While these procurement problems continue to delay the country's arms buildup, a never-ending stream of scandals continues to unspool from the military itself, including action taken in December against 41 officers who allegedly sold service weapons on the black market. In January, it was announced that four of the country's highest-ranking generals, including Lt. Gen. Avadesh Prasad, one of the country's eight highest-ranking military advisors, faced an official probe into the sale of a 30-hectare plot of Army-owned land to a builder at what was called a "throwaway price" in the Himalayan resort city of Darjeeling.
The scandal, according to Agence-France Press, "has shaken public faith in the country's massive military at a time when unprecedented sums are being spent on modernizing the armed forces." More than 7,000 courts-martial were initiated against military officials between 2000 and 2006, according to AFP, a number of them relating to what it called financial skullduggery. As Asia Sentinel reported last June, India blacklisted seven military providers from Singapore and Israel in the wake of a bribery scandal. The blacklist stopped the acquisition of more than US$1 billion in modern artillery from the Singapore government-owned Singapore Technologies.
Nonetheless, according to the Stockholm International Peace Research Institute (Sipri), a respected monitor of the annual US$30 billion international arms trade, in all likelihood India will ascend to the top of next year's five-year rolling spending average, as China is building more of its own arms instead of buying overseas. India's defense modernization is mostly import-driven as the domestic armament industry remains in a retarded infancy, as can be seen by the delays in the Scorpene subs.
India is also in the middle of a definitive turn away from Russia as its longtime supplier to other countries such as Israel and the US, although India and Russia continue to maintain about 200 joint projects including the transfer of technology for the licensed assembly of T-90 tanks in India, the production of BrahMos missiles and the purchase of Smerch multiple-launch rocket systems. The US, presently India's sixth-biggest arms supplier, will likely ascend to the top three with Israel and Russia in the next couple of years, officials say.
Indeed, the ground is being set for more big acquisitions. India's defense budget (2009-10) rose by 34 percent in the last year to US$30 billion, while officials say defense modernization expenditure should easily reach over US$100 billion between 2000 and 2020. Over US$10 billion has been set aside by the government for net capital expenditure for this fiscal year (2009-10), clearly indicating the impact of the Mumbai attacks.
Other acquisitions in the offing include the US$12 billion deal to buy 126 multi-role combat aircraft (MRCAs). Six global aerospace companies, Lockheed Martin, Boeing (American), Dassault's Rafale (French), Gripen (Sweden), MiG (Russian) and Eurofighter Typhoon (a consortium of British, German, Italian and Spanish companies), are bidding.
Other future purchases include a US$7 billion project for more new-generation submarines, US$4.5 billion artillery modernization program and US$4.5 billion to acquire 800 military and high utility helicopters. The big question is now much the billions of dollars in acquisitions will actually enhance the country's defense system, and how much money will go into the pockets of top military officials and politicians.

Study material >>

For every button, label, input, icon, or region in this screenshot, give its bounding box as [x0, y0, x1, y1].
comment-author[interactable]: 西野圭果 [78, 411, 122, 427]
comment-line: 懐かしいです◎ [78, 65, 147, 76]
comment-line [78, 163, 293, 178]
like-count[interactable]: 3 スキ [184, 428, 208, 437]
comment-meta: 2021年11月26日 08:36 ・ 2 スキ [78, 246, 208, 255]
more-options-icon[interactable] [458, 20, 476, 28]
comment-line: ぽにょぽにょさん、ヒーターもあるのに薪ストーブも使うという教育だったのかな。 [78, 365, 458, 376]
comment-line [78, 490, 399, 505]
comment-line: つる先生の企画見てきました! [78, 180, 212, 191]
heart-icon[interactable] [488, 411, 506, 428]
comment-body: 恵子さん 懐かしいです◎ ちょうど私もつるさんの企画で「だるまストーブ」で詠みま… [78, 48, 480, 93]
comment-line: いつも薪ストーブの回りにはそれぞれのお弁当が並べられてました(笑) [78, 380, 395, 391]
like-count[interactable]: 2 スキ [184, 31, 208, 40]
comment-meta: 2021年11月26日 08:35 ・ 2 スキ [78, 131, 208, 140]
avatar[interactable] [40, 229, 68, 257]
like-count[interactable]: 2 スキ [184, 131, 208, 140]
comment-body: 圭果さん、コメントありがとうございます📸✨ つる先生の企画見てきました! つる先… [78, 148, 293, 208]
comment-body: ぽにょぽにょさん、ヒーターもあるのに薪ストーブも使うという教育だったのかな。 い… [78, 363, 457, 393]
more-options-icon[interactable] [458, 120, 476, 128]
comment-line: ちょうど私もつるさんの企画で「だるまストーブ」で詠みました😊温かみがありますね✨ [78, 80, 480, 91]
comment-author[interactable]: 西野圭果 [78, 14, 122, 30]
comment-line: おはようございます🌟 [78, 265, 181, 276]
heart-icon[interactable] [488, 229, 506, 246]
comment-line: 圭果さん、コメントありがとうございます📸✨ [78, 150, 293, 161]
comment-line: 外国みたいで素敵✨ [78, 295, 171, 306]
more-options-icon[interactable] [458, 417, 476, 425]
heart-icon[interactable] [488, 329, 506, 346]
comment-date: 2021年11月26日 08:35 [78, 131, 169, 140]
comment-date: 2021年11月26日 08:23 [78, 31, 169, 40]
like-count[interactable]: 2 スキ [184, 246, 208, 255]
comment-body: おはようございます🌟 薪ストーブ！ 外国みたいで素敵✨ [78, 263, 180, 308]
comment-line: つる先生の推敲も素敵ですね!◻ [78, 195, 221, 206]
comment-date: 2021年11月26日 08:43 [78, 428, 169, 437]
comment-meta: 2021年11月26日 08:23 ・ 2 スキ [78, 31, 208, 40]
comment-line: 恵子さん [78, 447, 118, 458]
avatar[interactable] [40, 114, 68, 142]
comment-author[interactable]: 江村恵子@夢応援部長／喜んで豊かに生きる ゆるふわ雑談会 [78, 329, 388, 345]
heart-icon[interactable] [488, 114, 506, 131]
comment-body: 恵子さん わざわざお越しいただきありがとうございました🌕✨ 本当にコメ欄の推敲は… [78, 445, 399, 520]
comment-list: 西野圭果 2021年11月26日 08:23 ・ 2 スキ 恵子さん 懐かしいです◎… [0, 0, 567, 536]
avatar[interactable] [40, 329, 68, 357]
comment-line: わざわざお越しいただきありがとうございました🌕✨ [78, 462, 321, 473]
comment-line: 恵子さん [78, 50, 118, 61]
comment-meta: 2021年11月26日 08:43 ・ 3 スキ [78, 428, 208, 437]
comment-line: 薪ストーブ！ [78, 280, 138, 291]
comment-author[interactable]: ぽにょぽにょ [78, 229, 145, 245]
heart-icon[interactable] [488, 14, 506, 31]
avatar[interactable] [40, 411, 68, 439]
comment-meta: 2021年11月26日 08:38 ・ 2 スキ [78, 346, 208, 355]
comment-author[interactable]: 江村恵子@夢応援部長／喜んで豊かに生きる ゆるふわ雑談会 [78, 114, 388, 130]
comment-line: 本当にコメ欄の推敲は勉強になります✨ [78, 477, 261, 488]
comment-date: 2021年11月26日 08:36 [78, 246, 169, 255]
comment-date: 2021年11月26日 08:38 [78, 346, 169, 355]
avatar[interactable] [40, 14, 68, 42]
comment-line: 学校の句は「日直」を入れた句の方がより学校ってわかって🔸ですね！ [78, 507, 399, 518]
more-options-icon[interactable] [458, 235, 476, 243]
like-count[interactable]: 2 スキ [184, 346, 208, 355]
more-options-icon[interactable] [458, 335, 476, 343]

The problem >>
Answer from the passage on India's arms buildup:
1. How many officers faced action in December over allegedly selling service weapons on the black market?
2. Where does the US presently rank among India's arms suppliers?
3. How many multi-role combat aircraft does the US$12 billion deal cover?

Response area >>
1. 41
2. Sixth-biggest
3. 126